* Start Data supplied *
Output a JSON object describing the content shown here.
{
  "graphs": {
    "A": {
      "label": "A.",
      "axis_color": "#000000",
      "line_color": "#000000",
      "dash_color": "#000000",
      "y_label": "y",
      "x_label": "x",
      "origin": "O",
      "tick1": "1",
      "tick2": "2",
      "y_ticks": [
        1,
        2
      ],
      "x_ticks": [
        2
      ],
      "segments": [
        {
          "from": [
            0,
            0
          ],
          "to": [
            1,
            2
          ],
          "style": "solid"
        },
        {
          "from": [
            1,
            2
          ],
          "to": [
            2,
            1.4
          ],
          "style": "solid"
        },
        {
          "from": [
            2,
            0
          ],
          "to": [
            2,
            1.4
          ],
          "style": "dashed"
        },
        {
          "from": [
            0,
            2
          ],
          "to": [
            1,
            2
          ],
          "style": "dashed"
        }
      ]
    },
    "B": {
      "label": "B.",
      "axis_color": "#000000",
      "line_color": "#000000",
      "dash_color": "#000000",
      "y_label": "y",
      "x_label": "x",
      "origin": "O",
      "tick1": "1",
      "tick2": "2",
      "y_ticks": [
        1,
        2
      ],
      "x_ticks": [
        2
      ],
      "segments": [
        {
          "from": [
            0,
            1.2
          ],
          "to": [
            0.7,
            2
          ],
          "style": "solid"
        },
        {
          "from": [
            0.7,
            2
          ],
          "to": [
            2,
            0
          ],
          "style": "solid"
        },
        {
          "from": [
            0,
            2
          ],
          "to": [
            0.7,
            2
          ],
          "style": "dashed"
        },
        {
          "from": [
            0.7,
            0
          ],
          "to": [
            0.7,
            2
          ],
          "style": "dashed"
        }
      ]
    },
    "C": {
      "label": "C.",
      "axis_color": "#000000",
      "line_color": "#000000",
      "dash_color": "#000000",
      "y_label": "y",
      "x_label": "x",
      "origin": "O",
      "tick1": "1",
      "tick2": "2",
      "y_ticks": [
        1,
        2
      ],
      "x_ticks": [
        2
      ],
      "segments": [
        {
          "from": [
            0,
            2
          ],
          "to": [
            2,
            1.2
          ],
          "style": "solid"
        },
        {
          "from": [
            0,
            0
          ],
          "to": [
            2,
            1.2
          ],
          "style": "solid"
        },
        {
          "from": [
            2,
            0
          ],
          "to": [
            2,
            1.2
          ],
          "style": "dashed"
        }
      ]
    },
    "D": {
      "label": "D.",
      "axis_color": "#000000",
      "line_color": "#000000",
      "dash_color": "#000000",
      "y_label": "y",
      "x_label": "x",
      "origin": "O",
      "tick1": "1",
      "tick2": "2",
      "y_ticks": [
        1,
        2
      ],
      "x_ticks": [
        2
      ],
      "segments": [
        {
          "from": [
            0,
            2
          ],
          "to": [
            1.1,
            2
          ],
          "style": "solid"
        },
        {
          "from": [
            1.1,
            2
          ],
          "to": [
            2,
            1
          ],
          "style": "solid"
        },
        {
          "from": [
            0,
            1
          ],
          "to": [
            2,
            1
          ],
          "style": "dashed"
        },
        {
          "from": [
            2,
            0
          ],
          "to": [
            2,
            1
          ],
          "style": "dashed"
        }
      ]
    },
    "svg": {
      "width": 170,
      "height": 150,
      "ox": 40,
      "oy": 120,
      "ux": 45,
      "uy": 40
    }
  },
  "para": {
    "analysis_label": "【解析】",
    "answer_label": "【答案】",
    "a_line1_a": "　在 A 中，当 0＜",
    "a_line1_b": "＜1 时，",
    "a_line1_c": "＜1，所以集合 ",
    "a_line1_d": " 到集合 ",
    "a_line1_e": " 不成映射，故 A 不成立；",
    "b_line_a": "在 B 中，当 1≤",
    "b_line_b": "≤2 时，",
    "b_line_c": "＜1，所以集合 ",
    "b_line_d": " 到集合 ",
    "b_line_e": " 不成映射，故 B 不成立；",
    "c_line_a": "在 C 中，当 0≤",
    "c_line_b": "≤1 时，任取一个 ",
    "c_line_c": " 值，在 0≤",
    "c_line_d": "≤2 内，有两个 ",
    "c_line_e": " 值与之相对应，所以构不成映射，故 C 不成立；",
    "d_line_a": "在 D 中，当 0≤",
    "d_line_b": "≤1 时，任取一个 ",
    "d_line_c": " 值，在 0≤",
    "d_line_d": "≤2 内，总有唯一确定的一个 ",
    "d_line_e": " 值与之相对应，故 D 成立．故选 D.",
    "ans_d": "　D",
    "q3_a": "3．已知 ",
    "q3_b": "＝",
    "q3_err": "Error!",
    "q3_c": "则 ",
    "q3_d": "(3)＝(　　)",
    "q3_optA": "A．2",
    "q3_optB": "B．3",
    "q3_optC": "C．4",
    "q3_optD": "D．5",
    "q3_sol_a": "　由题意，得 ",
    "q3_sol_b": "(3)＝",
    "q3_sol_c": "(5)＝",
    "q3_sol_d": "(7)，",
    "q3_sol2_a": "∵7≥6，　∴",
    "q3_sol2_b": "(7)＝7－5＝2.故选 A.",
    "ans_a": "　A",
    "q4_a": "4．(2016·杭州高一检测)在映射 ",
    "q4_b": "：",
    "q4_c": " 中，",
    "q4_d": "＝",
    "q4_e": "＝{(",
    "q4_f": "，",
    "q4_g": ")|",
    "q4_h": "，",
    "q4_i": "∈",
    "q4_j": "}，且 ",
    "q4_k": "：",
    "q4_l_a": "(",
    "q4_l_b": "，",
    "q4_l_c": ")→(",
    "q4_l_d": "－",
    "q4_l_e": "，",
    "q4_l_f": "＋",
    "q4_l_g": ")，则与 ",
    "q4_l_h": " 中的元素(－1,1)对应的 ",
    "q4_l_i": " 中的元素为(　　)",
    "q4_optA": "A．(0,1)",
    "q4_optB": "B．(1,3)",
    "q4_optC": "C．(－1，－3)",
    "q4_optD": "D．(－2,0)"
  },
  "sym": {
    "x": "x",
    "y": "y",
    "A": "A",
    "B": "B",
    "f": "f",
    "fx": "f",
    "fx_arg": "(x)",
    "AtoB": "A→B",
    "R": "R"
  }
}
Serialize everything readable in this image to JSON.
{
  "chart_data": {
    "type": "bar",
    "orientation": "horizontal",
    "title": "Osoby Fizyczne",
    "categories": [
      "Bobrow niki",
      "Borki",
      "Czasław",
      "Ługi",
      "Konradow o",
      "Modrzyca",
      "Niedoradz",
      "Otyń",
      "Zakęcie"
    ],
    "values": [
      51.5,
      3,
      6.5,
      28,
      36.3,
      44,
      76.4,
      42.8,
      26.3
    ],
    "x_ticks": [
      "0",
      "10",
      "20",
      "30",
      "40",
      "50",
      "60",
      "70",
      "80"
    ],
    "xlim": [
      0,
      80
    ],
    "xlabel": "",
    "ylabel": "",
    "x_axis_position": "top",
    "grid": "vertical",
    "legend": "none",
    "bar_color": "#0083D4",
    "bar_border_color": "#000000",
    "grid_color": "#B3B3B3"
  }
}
* End Data supplied *
Write out the entire listing exactly.

Output a JSON object describing the content shown here.
{
  "graphs": {
    "A": {
      "label": "A.",
      "axis_color": "#000000",
      "line_color": "#000000",
      "dash_color": "#000000",
      "y_label": "y",
      "x_label": "x",
      "origin": "O",
      "tick1": "1",
      "tick2": "2",
      "y_ticks": [
        1,
        2
      ],
      "x_ticks": [
        2
      ],
      "segments": [
        {
          "from": [
            0,
            0
          ],
          "to": [
            1,
            2
          ],
          "style": "solid"
        },
        {
          "from": [
            1,
            2
          ],
          "to": [
            2,
            1.4
          ],
          "style": "solid"
        },
        {
          "from": [
            2,
            0
          ],
          "to": [
            2,
            1.4
          ],
          "style": "dashed"
        },
        {
          "from": [
            0,
            2
          ],
          "to": [
            1,
            2
          ],
          "style": "dashed"
        }
      ]
    },
    "B": {
      "label": "B.",
      "axis_color": "#000000",
      "line_color": "#000000",
      "dash_color": "#000000",
      "y_label": "y",
      "x_label": "x",
      "origin": "O",
      "tick1": "1",
      "tick2": "2",
      "y_ticks": [
        1,
        2
      ],
      "x_ticks": [
        2
      ],
      "segments": [
        {
          "from": [
            0,
            1.2
          ],
          "to": [
            0.7,
            2
          ],
          "style": "solid"
        },
        {
          "from": [
            0.7,
            2
          ],
          "to": [
            2,
            0
          ],
          "style": "solid"
        },
        {
          "from": [
            0,
            2
          ],
          "to": [
            0.7,
            2
          ],
          "style": "dashed"
        },
        {
          "from": [
            0.7,
            0
          ],
          "to": [
            0.7,
            2
          ],
          "style": "dashed"
        }
      ]
    },
    "C": {
      "label": "C.",
      "axis_color": "#000000",
      "line_color": "#000000",
      "dash_color": "#000000",
      "y_label": "y",
      "x_label": "x",
      "origin": "O",
      "tick1": "1",
      "tick2": "2",
      "y_ticks": [
        1,
        2
      ],
      "x_ticks": [
        2
      ],
      "segments": [
        {
          "from": [
            0,
            2
          ],
          "to": [
            2,
            1.2
          ],
          "style": "solid"
        },
        {
          "from": [
            0,
            0
          ],
          "to": [
            2,
            1.2
          ],
          "style": "solid"
        },
        {
          "from": [
            2,
            0
          ],
          "to": [
            2,
            1.2
          ],
          "style": "dashed"
        }
      ]
    },
    "D": {
      "label": "D.",
      "axis_color": "#000000",
      "line_color": "#000000",
      "dash_color": "#000000",
      "y_label": "y",
      "x_label": "x",
      "origin": "O",
      "tick1": "1",
      "tick2": "2",
      "y_ticks": [
        1,
        2
      ],
      "x_ticks": [
        2
      ],
      "segments": [
        {
          "from": [
            0,
            2
          ],
          "to": [
            1.1,
            2
          ],
          "style": "solid"
        },
        {
          "from": [
            1.1,
            2
          ],
          "to": [
            2,
            1
          ],
          "style": "solid"
        },
        {
          "from": [
            0,
            1
          ],
          "to": [
            2,
            1
          ],
          "style": "dashed"
        },
        {
          "from": [
            2,
            0
          ],
          "to": [
            2,
            1
          ],
          "style": "dashed"
        }
      ]
    },
    "svg": {
      "width": 170,
      "height": 150,
      "ox": 40,
      "oy": 120,
      "ux": 45,
      "uy": 40
    }
  },
  "para": {
    "analysis_label": "【解析】",
    "answer_label": "【答案】",
    "a_line1_a": "　在 A 中，当 0＜",
    "a_line1_b": "＜1 时，",
    "a_line1_c": "＜1，所以集合 ",
    "a_line1_d": " 到集合 ",
    "a_line1_e": " 不成映射，故 A 不成立；",
    "b_line_a": "在 B 中，当 1≤",
    "b_line_b": "≤2 时，",
    "b_line_c": "＜1，所以集合 ",
    "b_line_d": " 到集合 ",
    "b_line_e": " 不成映射，故 B 不成立；",
    "c_line_a": "在 C 中，当 0≤",
    "c_line_b": "≤1 时，任取一个 ",
    "c_line_c": " 值，在 0≤",
    "c_line_d": "≤2 内，有两个 ",
    "c_line_e": " 值与之相对应，所以构不成映射，故 C 不成立；",
    "d_line_a": "在 D 中，当 0≤",
    "d_line_b": "≤1 时，任取一个 ",
    "d_line_c": " 值，在 0≤",
    "d_line_d": "≤2 内，总有唯一确定的一个 ",
    "d_line_e": " 值与之相对应，故 D 成立．故选 D.",
    "ans_d": "　D",
    "q3_a": "3．已知 ",
    "q3_b": "＝",
    "q3_err": "Error!",
    "q3_c": "则 ",
    "q3_d": "(3)＝(　　)",
    "q3_optA": "A．2",
    "q3_optB": "B．3",
    "q3_optC": "C．4",
    "q3_optD": "D．5",
    "q3_sol_a": "　由题意，得 ",
    "q3_sol_b": "(3)＝",
    "q3_sol_c": "(5)＝",
    "q3_sol_d": "(7)，",
    "q3_sol2_a": "∵7≥6，　∴",
    "q3_sol2_b": "(7)＝7－5＝2.故选 A.",
    "ans_a": "　A",
    "q4_a": "4．(2016·杭州高一检测)在映射 ",
    "q4_b": "：",
    "q4_c": " 中，",
    "q4_d": "＝",
    "q4_e": "＝{(",
    "q4_f": "，",
    "q4_g": ")|",
    "q4_h": "，",
    "q4_i": "∈",
    "q4_j": "}，且 ",
    "q4_k": "：",
    "q4_l_a": "(",
    "q4_l_b": "，",
    "q4_l_c": ")→(",
    "q4_l_d": "－",
    "q4_l_e": "，",
    "q4_l_f": "＋",
    "q4_l_g": ")，则与 ",
    "q4_l_h": " 中的元素(－1,1)对应的 ",
    "q4_l_i": " 中的元素为(　　)",
    "q4_optA": "A．(0,1)",
    "q4_optB": "B．(1,3)",
    "q4_optC": "C．(－1，－3)",
    "q4_optD": "D．(－2,0)"
  },
  "sym": {
    "x": "x",
    "y": "y",
    "A": "A",
    "B": "B",
    "f": "f",
    "fx": "f",
    "fx_arg": "(x)",
    "AtoB": "A→B",
    "R": "R"
  }
}
Serialize everything readable in this image to JSON.
{
  "chart_data": {
    "type": "bar",
    "orientation": "horizontal",
    "title": "Osoby Fizyczne",
    "categories": [
      "Bobrow niki",
      "Borki",
      "Czasław",
      "Ługi",
      "Konradow o",
      "Modrzyca",
      "Niedoradz",
      "Otyń",
      "Zakęcie"
    ],
    "values": [
      51.5,
      3,
      6.5,
      28,
      36.3,
      44,
      76.4,
      42.8,
      26.3
    ],
    "x_ticks": [
      "0",
      "10",
      "20",
      "30",
      "40",
      "50",
      "60",
      "70",
      "80"
    ],
    "xlim": [
      0,
      80
    ],
    "xlabel": "",
    "ylabel": "",
    "x_axis_position": "top",
    "grid": "vertical",
    "legend": "none",
    "bar_color": "#0083D4",
    "bar_border_color": "#000000",
    "grid_color": "#B3B3B3"
  }
}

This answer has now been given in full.